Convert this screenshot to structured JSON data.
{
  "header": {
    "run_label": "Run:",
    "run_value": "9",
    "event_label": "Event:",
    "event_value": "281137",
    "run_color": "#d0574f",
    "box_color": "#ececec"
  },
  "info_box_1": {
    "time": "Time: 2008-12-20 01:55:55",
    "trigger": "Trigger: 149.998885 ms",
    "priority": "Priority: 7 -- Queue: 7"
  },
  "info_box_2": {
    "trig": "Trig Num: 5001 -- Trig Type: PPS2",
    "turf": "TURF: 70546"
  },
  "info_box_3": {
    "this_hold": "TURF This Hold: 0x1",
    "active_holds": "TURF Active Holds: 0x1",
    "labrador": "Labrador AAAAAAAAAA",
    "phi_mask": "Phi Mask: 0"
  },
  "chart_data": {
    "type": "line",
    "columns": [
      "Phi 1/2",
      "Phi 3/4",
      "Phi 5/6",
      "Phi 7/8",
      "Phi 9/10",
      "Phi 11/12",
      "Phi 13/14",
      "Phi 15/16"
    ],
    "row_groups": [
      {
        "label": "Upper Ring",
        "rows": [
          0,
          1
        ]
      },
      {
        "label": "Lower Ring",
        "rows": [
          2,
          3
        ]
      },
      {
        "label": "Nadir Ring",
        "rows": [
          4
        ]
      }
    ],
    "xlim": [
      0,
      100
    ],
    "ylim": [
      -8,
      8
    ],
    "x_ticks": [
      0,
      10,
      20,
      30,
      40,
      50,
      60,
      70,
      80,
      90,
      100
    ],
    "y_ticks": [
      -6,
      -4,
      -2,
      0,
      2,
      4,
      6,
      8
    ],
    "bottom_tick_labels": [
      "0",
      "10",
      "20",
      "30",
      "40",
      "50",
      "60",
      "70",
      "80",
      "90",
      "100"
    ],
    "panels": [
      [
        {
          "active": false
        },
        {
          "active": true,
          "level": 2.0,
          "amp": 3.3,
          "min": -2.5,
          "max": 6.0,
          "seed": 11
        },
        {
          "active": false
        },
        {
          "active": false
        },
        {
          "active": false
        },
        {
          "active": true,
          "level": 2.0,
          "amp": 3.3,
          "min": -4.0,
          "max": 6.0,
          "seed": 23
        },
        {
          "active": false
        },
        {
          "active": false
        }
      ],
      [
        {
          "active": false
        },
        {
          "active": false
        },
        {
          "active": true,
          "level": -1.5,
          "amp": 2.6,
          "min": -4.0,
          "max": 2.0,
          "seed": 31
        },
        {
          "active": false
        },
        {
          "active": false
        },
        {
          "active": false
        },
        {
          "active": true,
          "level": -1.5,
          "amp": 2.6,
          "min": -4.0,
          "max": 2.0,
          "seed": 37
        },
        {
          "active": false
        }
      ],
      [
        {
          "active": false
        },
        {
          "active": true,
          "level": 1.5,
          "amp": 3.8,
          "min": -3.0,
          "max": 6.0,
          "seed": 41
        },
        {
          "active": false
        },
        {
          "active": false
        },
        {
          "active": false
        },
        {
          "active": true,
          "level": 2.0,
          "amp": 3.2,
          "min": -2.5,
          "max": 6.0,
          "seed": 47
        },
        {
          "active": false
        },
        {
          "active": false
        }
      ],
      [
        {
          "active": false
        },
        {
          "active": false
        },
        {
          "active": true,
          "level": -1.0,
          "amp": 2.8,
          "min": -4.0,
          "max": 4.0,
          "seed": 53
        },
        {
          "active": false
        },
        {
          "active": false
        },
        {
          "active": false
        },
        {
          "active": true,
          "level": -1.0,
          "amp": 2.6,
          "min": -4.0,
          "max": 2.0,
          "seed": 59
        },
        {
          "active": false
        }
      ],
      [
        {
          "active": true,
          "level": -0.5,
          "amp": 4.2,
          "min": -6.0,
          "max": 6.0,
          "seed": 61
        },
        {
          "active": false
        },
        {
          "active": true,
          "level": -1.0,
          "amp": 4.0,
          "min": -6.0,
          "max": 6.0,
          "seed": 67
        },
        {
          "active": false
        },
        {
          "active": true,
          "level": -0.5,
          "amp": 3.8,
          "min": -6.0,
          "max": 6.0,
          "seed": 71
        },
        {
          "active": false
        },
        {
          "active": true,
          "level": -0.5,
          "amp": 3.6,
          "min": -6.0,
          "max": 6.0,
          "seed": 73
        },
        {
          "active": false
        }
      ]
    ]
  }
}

* * *

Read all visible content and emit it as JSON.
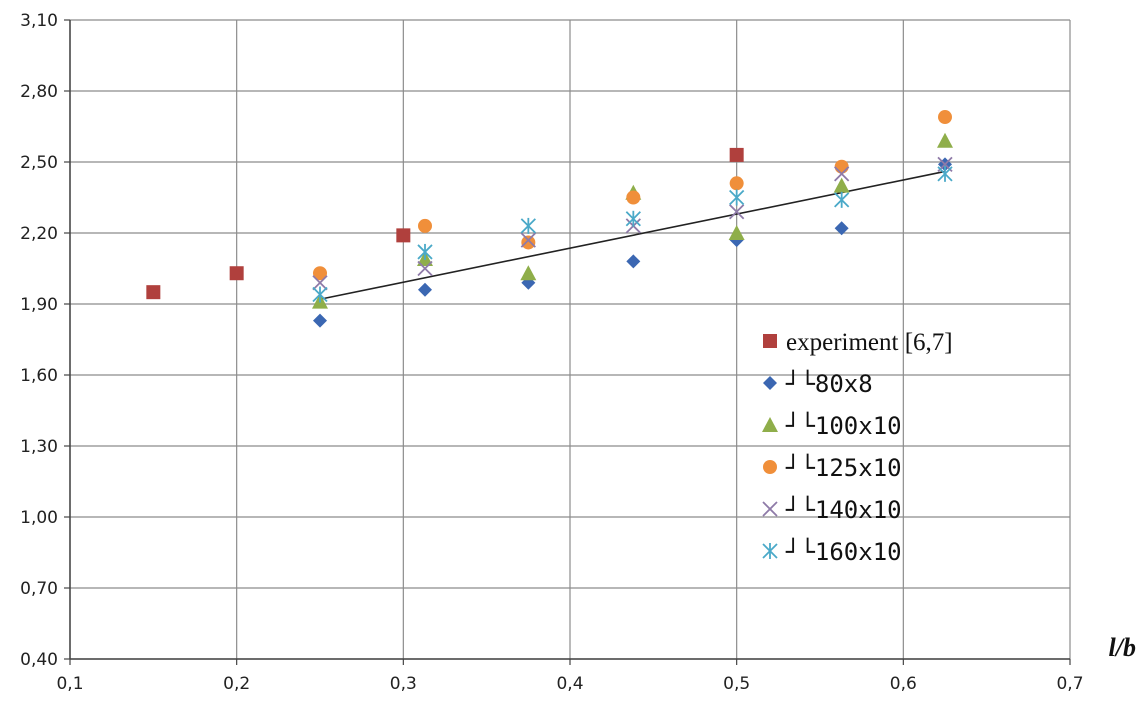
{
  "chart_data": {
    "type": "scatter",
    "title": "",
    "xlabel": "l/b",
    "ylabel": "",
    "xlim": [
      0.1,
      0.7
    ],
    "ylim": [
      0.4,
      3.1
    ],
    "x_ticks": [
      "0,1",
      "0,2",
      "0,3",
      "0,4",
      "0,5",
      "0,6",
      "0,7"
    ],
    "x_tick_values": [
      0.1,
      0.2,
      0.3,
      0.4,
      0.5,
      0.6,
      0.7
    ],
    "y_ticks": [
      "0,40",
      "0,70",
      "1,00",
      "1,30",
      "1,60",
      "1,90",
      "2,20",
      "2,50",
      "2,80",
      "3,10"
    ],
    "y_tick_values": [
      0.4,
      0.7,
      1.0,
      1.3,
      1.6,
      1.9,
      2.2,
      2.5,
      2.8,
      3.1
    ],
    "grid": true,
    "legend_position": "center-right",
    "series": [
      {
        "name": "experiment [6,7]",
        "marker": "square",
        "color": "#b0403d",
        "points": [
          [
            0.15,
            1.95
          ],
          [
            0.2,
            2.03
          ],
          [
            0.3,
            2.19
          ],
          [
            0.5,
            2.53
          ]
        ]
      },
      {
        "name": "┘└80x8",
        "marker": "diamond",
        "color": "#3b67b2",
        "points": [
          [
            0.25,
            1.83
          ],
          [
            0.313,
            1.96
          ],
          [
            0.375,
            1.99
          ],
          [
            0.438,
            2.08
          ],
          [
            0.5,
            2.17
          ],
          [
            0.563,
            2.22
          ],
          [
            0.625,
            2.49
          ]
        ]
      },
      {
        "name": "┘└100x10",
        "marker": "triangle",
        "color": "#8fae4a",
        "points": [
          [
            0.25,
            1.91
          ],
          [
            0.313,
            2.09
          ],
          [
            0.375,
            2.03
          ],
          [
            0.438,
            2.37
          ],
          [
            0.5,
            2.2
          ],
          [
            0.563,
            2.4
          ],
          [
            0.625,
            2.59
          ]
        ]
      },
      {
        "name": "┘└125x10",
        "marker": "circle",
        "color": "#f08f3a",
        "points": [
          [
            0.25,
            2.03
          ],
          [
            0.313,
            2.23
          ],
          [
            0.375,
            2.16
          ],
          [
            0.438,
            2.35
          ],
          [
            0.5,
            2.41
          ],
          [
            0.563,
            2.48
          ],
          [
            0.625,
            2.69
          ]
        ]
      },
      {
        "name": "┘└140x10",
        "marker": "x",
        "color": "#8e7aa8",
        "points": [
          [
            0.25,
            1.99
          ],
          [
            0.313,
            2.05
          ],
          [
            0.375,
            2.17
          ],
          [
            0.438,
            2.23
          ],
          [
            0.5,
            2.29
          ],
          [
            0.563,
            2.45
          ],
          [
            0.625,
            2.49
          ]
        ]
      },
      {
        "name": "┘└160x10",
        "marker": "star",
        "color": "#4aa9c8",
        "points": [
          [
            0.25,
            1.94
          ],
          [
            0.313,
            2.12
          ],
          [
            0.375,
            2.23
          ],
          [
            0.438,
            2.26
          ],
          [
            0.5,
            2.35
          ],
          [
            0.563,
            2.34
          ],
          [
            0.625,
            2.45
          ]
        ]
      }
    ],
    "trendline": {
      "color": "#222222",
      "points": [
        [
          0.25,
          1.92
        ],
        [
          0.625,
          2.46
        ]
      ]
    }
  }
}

• WHAT TO DO: Lines containing "TURF" are to be counted. State the total and add nothing.

• EXERCISE RESPONSE: 3